*Given task*
Repeat the listing below in full, exactly as it stands.

*Supplied data*
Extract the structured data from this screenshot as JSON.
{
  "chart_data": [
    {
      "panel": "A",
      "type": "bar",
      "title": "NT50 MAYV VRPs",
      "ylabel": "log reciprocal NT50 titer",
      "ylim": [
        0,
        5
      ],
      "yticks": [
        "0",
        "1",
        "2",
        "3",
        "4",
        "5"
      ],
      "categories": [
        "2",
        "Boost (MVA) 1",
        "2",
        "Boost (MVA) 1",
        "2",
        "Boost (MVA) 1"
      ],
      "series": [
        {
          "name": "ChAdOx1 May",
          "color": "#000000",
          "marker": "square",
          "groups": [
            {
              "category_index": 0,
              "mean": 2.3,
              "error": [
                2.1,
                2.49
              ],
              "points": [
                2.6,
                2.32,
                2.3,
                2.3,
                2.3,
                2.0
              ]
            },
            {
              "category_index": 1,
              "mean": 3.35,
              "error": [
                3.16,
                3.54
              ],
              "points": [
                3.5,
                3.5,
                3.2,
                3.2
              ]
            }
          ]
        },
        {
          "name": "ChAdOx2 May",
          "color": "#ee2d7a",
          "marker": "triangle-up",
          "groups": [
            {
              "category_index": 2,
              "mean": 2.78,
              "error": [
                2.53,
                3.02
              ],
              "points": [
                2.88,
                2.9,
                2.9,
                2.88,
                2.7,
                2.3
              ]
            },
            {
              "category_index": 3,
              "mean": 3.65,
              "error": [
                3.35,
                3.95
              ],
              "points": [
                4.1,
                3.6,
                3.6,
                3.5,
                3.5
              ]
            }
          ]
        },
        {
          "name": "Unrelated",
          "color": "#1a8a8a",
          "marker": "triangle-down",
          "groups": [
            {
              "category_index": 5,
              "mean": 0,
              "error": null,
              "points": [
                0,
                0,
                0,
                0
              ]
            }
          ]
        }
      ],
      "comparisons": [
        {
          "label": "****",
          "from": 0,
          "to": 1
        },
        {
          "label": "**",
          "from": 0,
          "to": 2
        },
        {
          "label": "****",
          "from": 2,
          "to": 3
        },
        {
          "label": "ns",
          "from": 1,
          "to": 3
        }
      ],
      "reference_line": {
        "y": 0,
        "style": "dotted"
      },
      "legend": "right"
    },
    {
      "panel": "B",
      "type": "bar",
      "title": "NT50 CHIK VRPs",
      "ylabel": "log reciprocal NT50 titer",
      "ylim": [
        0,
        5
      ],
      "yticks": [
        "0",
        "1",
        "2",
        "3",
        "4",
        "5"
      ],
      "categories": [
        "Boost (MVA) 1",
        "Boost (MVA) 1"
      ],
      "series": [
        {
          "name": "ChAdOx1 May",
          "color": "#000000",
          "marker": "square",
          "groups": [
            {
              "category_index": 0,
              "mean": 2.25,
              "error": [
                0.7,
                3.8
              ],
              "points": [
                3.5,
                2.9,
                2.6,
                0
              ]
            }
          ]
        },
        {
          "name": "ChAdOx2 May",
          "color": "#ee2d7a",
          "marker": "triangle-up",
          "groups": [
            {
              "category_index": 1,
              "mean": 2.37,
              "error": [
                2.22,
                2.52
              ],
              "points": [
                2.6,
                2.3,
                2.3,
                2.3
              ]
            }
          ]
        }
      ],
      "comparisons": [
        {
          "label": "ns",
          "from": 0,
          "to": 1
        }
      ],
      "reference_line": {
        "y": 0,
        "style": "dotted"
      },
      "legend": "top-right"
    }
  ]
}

*Output below*
Extract the structured data from this screenshot as JSON.
{
  "chart_data": [
    {
      "panel": "A",
      "type": "bar",
      "title": "NT50 MAYV VRPs",
      "ylabel": "log reciprocal NT50 titer",
      "ylim": [
        0,
        5
      ],
      "yticks": [
        "0",
        "1",
        "2",
        "3",
        "4",
        "5"
      ],
      "categories": [
        "2",
        "Boost (MVA) 1",
        "2",
        "Boost (MVA) 1",
        "2",
        "Boost (MVA) 1"
      ],
      "series": [
        {
          "name": "ChAdOx1 May",
          "color": "#000000",
          "marker": "square",
          "groups": [
            {
              "category_index": 0,
              "mean": 2.3,
              "error": [
                2.1,
                2.49
              ],
              "points": [
                2.6,
                2.32,
                2.3,
                2.3,
                2.3,
                2.0
              ]
            },
            {
              "category_index": 1,
              "mean": 3.35,
              "error": [
                3.16,
                3.54
              ],
              "points": [
                3.5,
                3.5,
                3.2,
                3.2
              ]
            }
          ]
        },
        {
          "name": "ChAdOx2 May",
          "color": "#ee2d7a",
          "marker": "triangle-up",
          "groups": [
            {
              "category_index": 2,
              "mean": 2.78,
              "error": [
                2.53,
                3.02
              ],
              "points": [
                2.88,
                2.9,
                2.9,
                2.88,
                2.7,
                2.3
              ]
            },
            {
              "category_index": 3,
              "mean": 3.65,
              "error": [
                3.35,
                3.95
              ],
              "points": [
                4.1,
                3.6,
                3.6,
                3.5,
                3.5
              ]
            }
          ]
        },
        {
          "name": "Unrelated",
          "color": "#1a8a8a",
          "marker": "triangle-down",
          "groups": [
            {
              "category_index": 5,
              "mean": 0,
              "error": null,
              "points": [
                0,
                0,
                0,
                0
              ]
            }
          ]
        }
      ],
      "comparisons": [
        {
          "label": "****",
          "from": 0,
          "to": 1
        },
        {
          "label": "**",
          "from": 0,
          "to": 2
        },
        {
          "label": "****",
          "from": 2,
          "to": 3
        },
        {
          "label": "ns",
          "from": 1,
          "to": 3
        }
      ],
      "reference_line": {
        "y": 0,
        "style": "dotted"
      },
      "legend": "right"
    },
    {
      "panel": "B",
      "type": "bar",
      "title": "NT50 CHIK VRPs",
      "ylabel": "log reciprocal NT50 titer",
      "ylim": [
        0,
        5
      ],
      "yticks": [
        "0",
        "1",
        "2",
        "3",
        "4",
        "5"
      ],
      "categories": [
        "Boost (MVA) 1",
        "Boost (MVA) 1"
      ],
      "series": [
        {
          "name": "ChAdOx1 May",
          "color": "#000000",
          "marker": "square",
          "groups": [
            {
              "category_index": 0,
              "mean": 2.25,
              "error": [
                0.7,
                3.8
              ],
              "points": [
                3.5,
                2.9,
                2.6,
                0
              ]
            }
          ]
        },
        {
          "name": "ChAdOx2 May",
          "color": "#ee2d7a",
          "marker": "triangle-up",
          "groups": [
            {
              "category_index": 1,
              "mean": 2.37,
              "error": [
                2.22,
                2.52
              ],
              "points": [
                2.6,
                2.3,
                2.3,
                2.3
              ]
            }
          ]
        }
      ],
      "comparisons": [
        {
          "label": "ns",
          "from": 0,
          "to": 1
        }
      ],
      "reference_line": {
        "y": 0,
        "style": "dotted"
      },
      "legend": "top-right"
    }
  ]
}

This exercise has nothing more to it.